GIVEN EXERCISE ->
Are you able to retype all the records below exactly?

(Records from a dataset)
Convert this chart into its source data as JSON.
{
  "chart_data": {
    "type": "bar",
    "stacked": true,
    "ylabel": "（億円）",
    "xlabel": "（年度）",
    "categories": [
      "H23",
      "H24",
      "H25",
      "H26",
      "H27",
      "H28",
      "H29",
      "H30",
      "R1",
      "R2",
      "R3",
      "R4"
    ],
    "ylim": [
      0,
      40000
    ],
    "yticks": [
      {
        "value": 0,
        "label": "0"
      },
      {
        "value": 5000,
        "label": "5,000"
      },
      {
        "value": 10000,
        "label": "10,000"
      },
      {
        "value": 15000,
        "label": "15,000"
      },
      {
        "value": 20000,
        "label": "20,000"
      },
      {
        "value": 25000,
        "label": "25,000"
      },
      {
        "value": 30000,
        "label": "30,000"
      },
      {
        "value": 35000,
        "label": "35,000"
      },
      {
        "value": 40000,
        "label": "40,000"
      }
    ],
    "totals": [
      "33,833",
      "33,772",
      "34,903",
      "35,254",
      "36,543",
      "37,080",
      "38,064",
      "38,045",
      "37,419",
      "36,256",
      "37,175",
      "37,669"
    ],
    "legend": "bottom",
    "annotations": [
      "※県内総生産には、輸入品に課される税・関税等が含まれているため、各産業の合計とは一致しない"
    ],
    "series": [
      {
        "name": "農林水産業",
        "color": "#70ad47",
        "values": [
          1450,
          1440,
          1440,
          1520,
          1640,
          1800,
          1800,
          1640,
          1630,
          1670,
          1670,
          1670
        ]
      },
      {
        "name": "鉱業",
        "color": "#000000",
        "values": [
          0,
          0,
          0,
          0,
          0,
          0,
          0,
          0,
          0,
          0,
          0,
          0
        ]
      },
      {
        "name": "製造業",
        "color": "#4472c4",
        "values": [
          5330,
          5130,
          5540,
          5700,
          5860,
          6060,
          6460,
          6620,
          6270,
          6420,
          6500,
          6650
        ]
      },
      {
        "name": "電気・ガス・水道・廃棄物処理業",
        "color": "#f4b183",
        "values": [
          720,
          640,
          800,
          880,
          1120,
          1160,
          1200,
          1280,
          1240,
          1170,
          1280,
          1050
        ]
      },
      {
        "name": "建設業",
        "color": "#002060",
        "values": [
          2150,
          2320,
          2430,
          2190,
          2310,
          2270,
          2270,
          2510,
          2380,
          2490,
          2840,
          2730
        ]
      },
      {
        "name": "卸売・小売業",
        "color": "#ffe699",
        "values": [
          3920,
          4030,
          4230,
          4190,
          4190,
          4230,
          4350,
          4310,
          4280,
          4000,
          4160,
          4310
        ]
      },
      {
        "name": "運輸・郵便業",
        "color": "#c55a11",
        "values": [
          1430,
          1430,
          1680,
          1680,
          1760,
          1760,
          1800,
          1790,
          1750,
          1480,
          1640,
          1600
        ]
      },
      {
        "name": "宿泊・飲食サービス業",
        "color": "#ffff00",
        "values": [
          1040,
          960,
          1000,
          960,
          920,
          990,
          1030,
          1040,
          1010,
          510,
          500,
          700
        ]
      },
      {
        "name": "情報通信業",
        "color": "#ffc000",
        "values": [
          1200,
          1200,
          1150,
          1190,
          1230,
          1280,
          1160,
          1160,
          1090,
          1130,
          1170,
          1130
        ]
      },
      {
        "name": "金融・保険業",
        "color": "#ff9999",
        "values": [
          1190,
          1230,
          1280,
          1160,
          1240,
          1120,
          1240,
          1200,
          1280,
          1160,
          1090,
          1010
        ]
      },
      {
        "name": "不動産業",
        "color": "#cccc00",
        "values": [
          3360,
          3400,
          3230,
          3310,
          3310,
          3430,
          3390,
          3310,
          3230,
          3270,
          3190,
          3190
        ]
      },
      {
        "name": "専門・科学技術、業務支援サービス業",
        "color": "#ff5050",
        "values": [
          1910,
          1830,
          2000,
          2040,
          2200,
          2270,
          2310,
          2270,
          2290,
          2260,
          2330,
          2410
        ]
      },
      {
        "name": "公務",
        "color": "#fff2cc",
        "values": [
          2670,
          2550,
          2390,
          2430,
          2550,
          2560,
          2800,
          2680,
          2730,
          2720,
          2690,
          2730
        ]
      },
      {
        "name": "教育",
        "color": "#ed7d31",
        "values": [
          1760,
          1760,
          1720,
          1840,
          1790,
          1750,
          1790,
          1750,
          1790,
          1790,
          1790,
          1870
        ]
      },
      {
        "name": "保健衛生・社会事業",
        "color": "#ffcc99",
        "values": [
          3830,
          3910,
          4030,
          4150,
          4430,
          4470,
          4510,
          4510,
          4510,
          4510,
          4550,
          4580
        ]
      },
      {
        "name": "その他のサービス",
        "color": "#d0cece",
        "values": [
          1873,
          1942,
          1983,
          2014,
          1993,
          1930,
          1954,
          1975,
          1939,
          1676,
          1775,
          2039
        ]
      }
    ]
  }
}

TASK RESPONSE ->
Convert this chart into its source data as JSON.
{
  "chart_data": {
    "type": "bar",
    "stacked": true,
    "ylabel": "（億円）",
    "xlabel": "（年度）",
    "categories": [
      "H23",
      "H24",
      "H25",
      "H26",
      "H27",
      "H28",
      "H29",
      "H30",
      "R1",
      "R2",
      "R3",
      "R4"
    ],
    "ylim": [
      0,
      40000
    ],
    "yticks": [
      {
        "value": 0,
        "label": "0"
      },
      {
        "value": 5000,
        "label": "5,000"
      },
      {
        "value": 10000,
        "label": "10,000"
      },
      {
        "value": 15000,
        "label": "15,000"
      },
      {
        "value": 20000,
        "label": "20,000"
      },
      {
        "value": 25000,
        "label": "25,000"
      },
      {
        "value": 30000,
        "label": "30,000"
      },
      {
        "value": 35000,
        "label": "35,000"
      },
      {
        "value": 40000,
        "label": "40,000"
      }
    ],
    "totals": [
      "33,833",
      "33,772",
      "34,903",
      "35,254",
      "36,543",
      "37,080",
      "38,064",
      "38,045",
      "37,419",
      "36,256",
      "37,175",
      "37,669"
    ],
    "legend": "bottom",
    "annotations": [
      "※県内総生産には、輸入品に課される税・関税等が含まれているため、各産業の合計とは一致しない"
    ],
    "series": [
      {
        "name": "農林水産業",
        "color": "#70ad47",
        "values": [
          1450,
          1440,
          1440,
          1520,
          1640,
          1800,
          1800,
          1640,
          1630,
          1670,
          1670,
          1670
        ]
      },
      {
        "name": "鉱業",
        "color": "#000000",
        "values": [
          0,
          0,
          0,
          0,
          0,
          0,
          0,
          0,
          0,
          0,
          0,
          0
        ]
      },
      {
        "name": "製造業",
        "color": "#4472c4",
        "values": [
          5330,
          5130,
          5540,
          5700,
          5860,
          6060,
          6460,
          6620,
          6270,
          6420,
          6500,
          6650
        ]
      },
      {
        "name": "電気・ガス・水道・廃棄物処理業",
        "color": "#f4b183",
        "values": [
          720,
          640,
          800,
          880,
          1120,
          1160,
          1200,
          1280,
          1240,
          1170,
          1280,
          1050
        ]
      },
      {
        "name": "建設業",
        "color": "#002060",
        "values": [
          2150,
          2320,
          2430,
          2190,
          2310,
          2270,
          2270,
          2510,
          2380,
          2490,
          2840,
          2730
        ]
      },
      {
        "name": "卸売・小売業",
        "color": "#ffe699",
        "values": [
          3920,
          4030,
          4230,
          4190,
          4190,
          4230,
          4350,
          4310,
          4280,
          4000,
          4160,
          4310
        ]
      },
      {
        "name": "運輸・郵便業",
        "color": "#c55a11",
        "values": [
          1430,
          1430,
          1680,
          1680,
          1760,
          1760,
          1800,
          1790,
          1750,
          1480,
          1640,
          1600
        ]
      },
      {
        "name": "宿泊・飲食サービス業",
        "color": "#ffff00",
        "values": [
          1040,
          960,
          1000,
          960,
          920,
          990,
          1030,
          1040,
          1010,
          510,
          500,
          700
        ]
      },
      {
        "name": "情報通信業",
        "color": "#ffc000",
        "values": [
          1200,
          1200,
          1150,
          1190,
          1230,
          1280,
          1160,
          1160,
          1090,
          1130,
          1170,
          1130
        ]
      },
      {
        "name": "金融・保険業",
        "color": "#ff9999",
        "values": [
          1190,
          1230,
          1280,
          1160,
          1240,
          1120,
          1240,
          1200,
          1280,
          1160,
          1090,
          1010
        ]
      },
      {
        "name": "不動産業",
        "color": "#cccc00",
        "values": [
          3360,
          3400,
          3230,
          3310,
          3310,
          3430,
          3390,
          3310,
          3230,
          3270,
          3190,
          3190
        ]
      },
      {
        "name": "専門・科学技術、業務支援サービス業",
        "color": "#ff5050",
        "values": [
          1910,
          1830,
          2000,
          2040,
          2200,
          2270,
          2310,
          2270,
          2290,
          2260,
          2330,
          2410
        ]
      },
      {
        "name": "公務",
        "color": "#fff2cc",
        "values": [
          2670,
          2550,
          2390,
          2430,
          2550,
          2560,
          2800,
          2680,
          2730,
          2720,
          2690,
          2730
        ]
      },
      {
        "name": "教育",
        "color": "#ed7d31",
        "values": [
          1760,
          1760,
          1720,
          1840,
          1790,
          1750,
          1790,
          1750,
          1790,
          1790,
          1790,
          1870
        ]
      },
      {
        "name": "保健衛生・社会事業",
        "color": "#ffcc99",
        "values": [
          3830,
          3910,
          4030,
          4150,
          4430,
          4470,
          4510,
          4510,
          4510,
          4510,
          4550,
          4580
        ]
      },
      {
        "name": "その他のサービス",
        "color": "#d0cece",
        "values": [
          1873,
          1942,
          1983,
          2014,
          1993,
          1930,
          1954,
          1975,
          1939,
          1676,
          1775,
          2039
        ]
      }
    ]
  }
}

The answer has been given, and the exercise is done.